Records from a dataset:
◆ ◆ ◆ ◆
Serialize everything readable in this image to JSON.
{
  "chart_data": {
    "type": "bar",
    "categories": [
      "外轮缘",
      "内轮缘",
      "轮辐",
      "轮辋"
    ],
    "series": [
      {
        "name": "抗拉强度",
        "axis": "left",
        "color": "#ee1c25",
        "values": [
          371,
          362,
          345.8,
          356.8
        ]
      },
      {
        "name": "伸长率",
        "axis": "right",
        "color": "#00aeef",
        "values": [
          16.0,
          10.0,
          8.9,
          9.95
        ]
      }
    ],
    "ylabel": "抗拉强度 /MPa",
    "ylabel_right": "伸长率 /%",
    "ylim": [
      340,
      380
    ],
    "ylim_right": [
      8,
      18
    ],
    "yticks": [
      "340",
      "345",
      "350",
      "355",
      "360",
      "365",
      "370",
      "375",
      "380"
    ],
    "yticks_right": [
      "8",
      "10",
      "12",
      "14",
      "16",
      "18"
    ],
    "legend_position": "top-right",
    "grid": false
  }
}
◆ ◆ ◆ ◆
Task to carry out: Reproduce the listing above verbatim, from first line to last.

Final answer:
Serialize everything readable in this image to JSON.
{
  "chart_data": {
    "type": "bar",
    "categories": [
      "外轮缘",
      "内轮缘",
      "轮辐",
      "轮辋"
    ],
    "series": [
      {
        "name": "抗拉强度",
        "axis": "left",
        "color": "#ee1c25",
        "values": [
          371,
          362,
          345.8,
          356.8
        ]
      },
      {
        "name": "伸长率",
        "axis": "right",
        "color": "#00aeef",
        "values": [
          16.0,
          10.0,
          8.9,
          9.95
        ]
      }
    ],
    "ylabel": "抗拉强度 /MPa",
    "ylabel_right": "伸长率 /%",
    "ylim": [
      340,
      380
    ],
    "ylim_right": [
      8,
      18
    ],
    "yticks": [
      "340",
      "345",
      "350",
      "355",
      "360",
      "365",
      "370",
      "375",
      "380"
    ],
    "yticks_right": [
      "8",
      "10",
      "12",
      "14",
      "16",
      "18"
    ],
    "legend_position": "top-right",
    "grid": false
  }
}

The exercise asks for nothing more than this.